● **Aim**
Pull out every line with the word "style" from the entries below.

★ ★ ★ ★

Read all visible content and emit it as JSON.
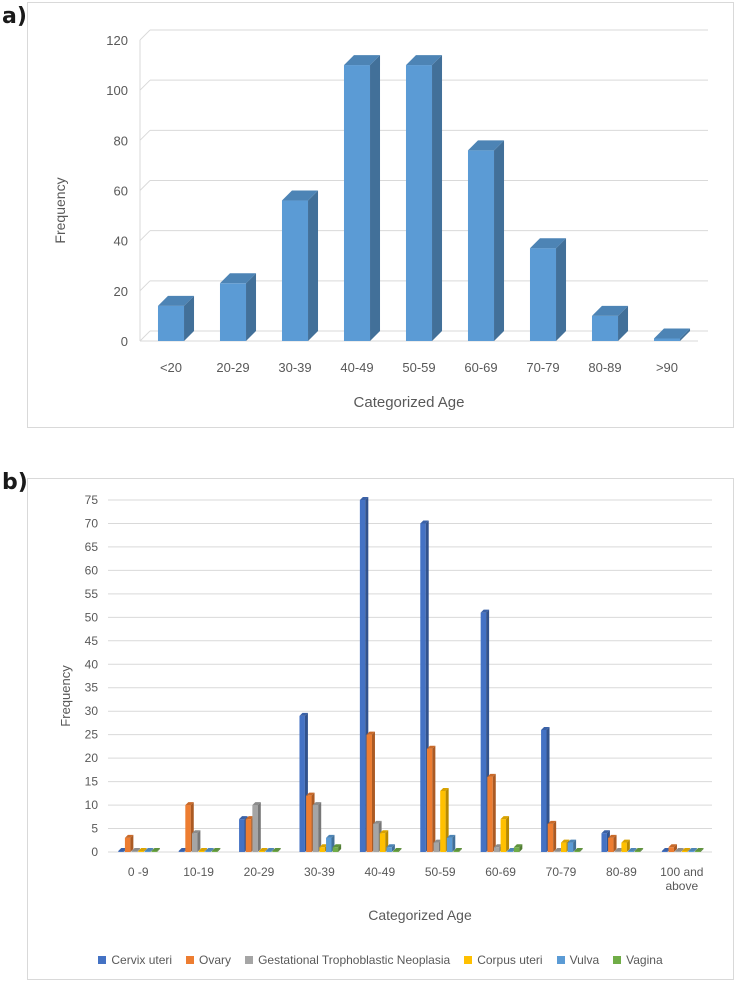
{
  "panels": {
    "a": {
      "label": "a)"
    },
    "b": {
      "label": "b)"
    }
  },
  "chart_data": [
    {
      "type": "bar",
      "style": "3d-columns",
      "color": "#5B9BD5",
      "categories": [
        "<20",
        "20-29",
        "30-39",
        "40-49",
        "50-59",
        "60-69",
        "70-79",
        "80-89",
        ">90"
      ],
      "values": [
        14,
        23,
        56,
        110,
        110,
        76,
        37,
        10,
        1
      ],
      "xlabel": "Categorized Age",
      "ylabel": "Frequency",
      "ylim": [
        0,
        120
      ],
      "yticks": [
        0,
        20,
        40,
        60,
        80,
        100,
        120
      ],
      "grid": true
    },
    {
      "type": "bar",
      "style": "3d-clustered-columns",
      "categories": [
        "0 -9",
        "10-19",
        "20-29",
        "30-39",
        "40-49",
        "50-59",
        "60-69",
        "70-79",
        "80-89",
        "100 and above"
      ],
      "series": [
        {
          "name": "Cervix uteri",
          "color": "#4472C4",
          "values": [
            0,
            0,
            7,
            29,
            75,
            70,
            51,
            26,
            4,
            0
          ]
        },
        {
          "name": "Ovary",
          "color": "#ED7D31",
          "values": [
            3,
            10,
            7,
            12,
            25,
            22,
            16,
            6,
            3,
            1
          ]
        },
        {
          "name": "Gestational Trophoblastic Neoplasia",
          "color": "#A5A5A5",
          "values": [
            0,
            4,
            10,
            10,
            6,
            2,
            1,
            0,
            0,
            0
          ]
        },
        {
          "name": "Corpus uteri",
          "color": "#FFC000",
          "values": [
            0,
            0,
            0,
            1,
            4,
            13,
            7,
            2,
            2,
            0
          ]
        },
        {
          "name": "Vulva",
          "color": "#5B9BD5",
          "values": [
            0,
            0,
            0,
            3,
            1,
            3,
            0,
            2,
            0,
            0
          ]
        },
        {
          "name": "Vagina",
          "color": "#70AD47",
          "values": [
            0,
            0,
            0,
            1,
            0,
            0,
            1,
            0,
            0,
            0
          ]
        }
      ],
      "xlabel": "Categorized Age",
      "ylabel": "Frequency",
      "ylim": [
        0,
        75
      ],
      "yticks": [
        0,
        5,
        10,
        15,
        20,
        25,
        30,
        35,
        40,
        45,
        50,
        55,
        60,
        65,
        70,
        75
      ],
      "grid": true,
      "legend": "bottom"
    }
  ]
}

★ ★ ★ ★

● **Result for this task**
      "style": "3d-columns",
      "style": "3d-clustered-columns",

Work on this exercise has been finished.